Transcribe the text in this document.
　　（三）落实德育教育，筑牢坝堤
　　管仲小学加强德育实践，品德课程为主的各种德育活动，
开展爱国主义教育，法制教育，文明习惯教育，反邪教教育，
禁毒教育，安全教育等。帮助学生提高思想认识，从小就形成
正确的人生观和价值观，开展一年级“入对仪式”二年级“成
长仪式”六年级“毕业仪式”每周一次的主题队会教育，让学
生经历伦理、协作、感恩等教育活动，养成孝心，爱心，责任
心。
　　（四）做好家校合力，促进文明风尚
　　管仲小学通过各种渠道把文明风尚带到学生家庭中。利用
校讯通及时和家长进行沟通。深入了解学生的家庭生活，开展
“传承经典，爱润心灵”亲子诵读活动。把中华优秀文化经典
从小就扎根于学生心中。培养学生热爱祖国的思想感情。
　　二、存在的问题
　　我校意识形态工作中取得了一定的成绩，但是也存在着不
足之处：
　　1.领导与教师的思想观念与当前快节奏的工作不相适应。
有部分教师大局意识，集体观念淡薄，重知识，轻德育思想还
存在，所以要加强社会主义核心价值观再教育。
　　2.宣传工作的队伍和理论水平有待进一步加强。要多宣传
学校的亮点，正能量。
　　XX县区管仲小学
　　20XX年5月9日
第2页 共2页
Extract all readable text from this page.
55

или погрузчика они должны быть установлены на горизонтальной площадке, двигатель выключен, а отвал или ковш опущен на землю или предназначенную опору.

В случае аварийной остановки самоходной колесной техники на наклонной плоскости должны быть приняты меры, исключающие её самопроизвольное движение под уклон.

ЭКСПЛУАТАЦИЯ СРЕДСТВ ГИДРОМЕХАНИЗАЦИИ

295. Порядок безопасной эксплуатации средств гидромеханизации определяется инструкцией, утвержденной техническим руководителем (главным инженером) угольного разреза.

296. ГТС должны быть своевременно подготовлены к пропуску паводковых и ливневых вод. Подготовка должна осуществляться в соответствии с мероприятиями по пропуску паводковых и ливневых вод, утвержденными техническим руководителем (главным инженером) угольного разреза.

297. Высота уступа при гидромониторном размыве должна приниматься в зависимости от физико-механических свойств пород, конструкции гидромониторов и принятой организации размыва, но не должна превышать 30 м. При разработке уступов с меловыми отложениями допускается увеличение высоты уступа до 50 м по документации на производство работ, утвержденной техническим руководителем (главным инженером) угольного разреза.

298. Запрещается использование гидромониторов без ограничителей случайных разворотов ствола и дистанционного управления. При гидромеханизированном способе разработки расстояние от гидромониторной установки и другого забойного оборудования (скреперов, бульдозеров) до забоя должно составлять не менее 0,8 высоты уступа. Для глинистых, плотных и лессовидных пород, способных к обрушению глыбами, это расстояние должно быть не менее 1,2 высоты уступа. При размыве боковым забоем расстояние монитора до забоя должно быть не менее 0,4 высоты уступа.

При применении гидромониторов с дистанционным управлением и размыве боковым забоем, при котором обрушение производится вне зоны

━━━━

[TO BE DONE]:
Quote each line of the listing above exactly.

[TASK OUTPUT]:
Transcribe the text in this document.
　　（三）落实德育教育，筑牢坝堤
　　管仲小学加强德育实践，品德课程为主的各种德育活动，
开展爱国主义教育，法制教育，文明习惯教育，反邪教教育，
禁毒教育，安全教育等。帮助学生提高思想认识，从小就形成
正确的人生观和价值观，开展一年级“入对仪式”二年级“成
长仪式”六年级“毕业仪式”每周一次的主题队会教育，让学
生经历伦理、协作、感恩等教育活动，养成孝心，爱心，责任
心。
　　（四）做好家校合力，促进文明风尚
　　管仲小学通过各种渠道把文明风尚带到学生家庭中。利用
校讯通及时和家长进行沟通。深入了解学生的家庭生活，开展
“传承经典，爱润心灵”亲子诵读活动。把中华优秀文化经典
从小就扎根于学生心中。培养学生热爱祖国的思想感情。
　　二、存在的问题
　　我校意识形态工作中取得了一定的成绩，但是也存在着不
足之处：
　　1.领导与教师的思想观念与当前快节奏的工作不相适应。
有部分教师大局意识，集体观念淡薄，重知识，轻德育思想还
存在，所以要加强社会主义核心价值观再教育。
　　2.宣传工作的队伍和理论水平有待进一步加强。要多宣传
学校的亮点，正能量。
　　XX县区管仲小学
　　20XX年5月9日
第2页 共2页
Extract all readable text from this page.
55

или погрузчика они должны быть установлены на горизонтальной площадке, двигатель выключен, а отвал или ковш опущен на землю или предназначенную опору.

В случае аварийной остановки самоходной колесной техники на наклонной плоскости должны быть приняты меры, исключающие её самопроизвольное движение под уклон.

ЭКСПЛУАТАЦИЯ СРЕДСТВ ГИДРОМЕХАНИЗАЦИИ

295. Порядок безопасной эксплуатации средств гидромеханизации определяется инструкцией, утвержденной техническим руководителем (главным инженером) угольного разреза.

296. ГТС должны быть своевременно подготовлены к пропуску паводковых и ливневых вод. Подготовка должна осуществляться в соответствии с мероприятиями по пропуску паводковых и ливневых вод, утвержденными техническим руководителем (главным инженером) угольного разреза.

297. Высота уступа при гидромониторном размыве должна приниматься в зависимости от физико-механических свойств пород, конструкции гидромониторов и принятой организации размыва, но не должна превышать 30 м. При разработке уступов с меловыми отложениями допускается увеличение высоты уступа до 50 м по документации на производство работ, утвержденной техническим руководителем (главным инженером) угольного разреза.

298. Запрещается использование гидромониторов без ограничителей случайных разворотов ствола и дистанционного управления. При гидромеханизированном способе разработки расстояние от гидромониторной установки и другого забойного оборудования (скреперов, бульдозеров) до забоя должно составлять не менее 0,8 высоты уступа. Для глинистых, плотных и лессовидных пород, способных к обрушению глыбами, это расстояние должно быть не менее 1,2 высоты уступа. При размыве боковым забоем расстояние монитора до забоя должно быть не менее 0,4 высоты уступа.

При применении гидромониторов с дистанционным управлением и размыве боковым забоем, при котором обрушение производится вне зоны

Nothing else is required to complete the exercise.